**REQUIREMENTS:** Wherever the word "text" appears in the entries, copy the whole line.

**RECORDS PROVIDED:**
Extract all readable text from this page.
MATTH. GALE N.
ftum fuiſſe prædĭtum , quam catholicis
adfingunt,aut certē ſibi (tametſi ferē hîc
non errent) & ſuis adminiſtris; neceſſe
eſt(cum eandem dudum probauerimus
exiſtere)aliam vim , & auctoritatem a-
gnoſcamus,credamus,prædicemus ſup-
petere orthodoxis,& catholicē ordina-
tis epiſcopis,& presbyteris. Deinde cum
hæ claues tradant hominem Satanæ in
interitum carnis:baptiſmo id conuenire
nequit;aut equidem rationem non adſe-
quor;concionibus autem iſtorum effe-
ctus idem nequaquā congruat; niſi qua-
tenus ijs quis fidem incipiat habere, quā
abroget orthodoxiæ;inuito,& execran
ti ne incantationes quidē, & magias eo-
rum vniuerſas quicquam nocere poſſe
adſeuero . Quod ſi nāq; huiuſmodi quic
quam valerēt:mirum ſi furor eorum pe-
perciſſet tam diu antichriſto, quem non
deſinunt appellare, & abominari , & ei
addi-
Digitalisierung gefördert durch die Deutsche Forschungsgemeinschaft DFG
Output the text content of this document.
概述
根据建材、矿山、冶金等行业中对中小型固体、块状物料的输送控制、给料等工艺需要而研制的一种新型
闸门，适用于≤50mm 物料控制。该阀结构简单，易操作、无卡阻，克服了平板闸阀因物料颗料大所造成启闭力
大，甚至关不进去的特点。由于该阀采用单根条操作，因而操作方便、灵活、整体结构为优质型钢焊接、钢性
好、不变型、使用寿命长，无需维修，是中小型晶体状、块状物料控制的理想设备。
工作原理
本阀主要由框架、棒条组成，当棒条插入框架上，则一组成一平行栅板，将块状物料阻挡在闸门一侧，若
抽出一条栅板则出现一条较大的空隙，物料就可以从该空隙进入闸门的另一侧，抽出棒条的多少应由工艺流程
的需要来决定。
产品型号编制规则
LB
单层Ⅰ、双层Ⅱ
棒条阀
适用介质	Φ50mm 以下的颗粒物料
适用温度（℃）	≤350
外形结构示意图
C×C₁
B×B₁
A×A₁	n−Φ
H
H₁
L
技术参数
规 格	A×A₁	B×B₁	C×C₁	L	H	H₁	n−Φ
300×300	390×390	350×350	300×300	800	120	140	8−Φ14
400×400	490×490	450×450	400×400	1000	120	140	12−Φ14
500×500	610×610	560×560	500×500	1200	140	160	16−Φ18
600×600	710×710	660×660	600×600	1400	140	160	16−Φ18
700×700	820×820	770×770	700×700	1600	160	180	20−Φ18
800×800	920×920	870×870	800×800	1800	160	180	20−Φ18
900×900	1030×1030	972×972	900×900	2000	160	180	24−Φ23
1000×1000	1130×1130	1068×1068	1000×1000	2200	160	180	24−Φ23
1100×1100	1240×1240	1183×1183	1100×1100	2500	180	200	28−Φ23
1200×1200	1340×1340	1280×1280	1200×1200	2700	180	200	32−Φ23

**WRITTEN RESPONSE:**
Extract all readable text from this page.
Output the text content of this document.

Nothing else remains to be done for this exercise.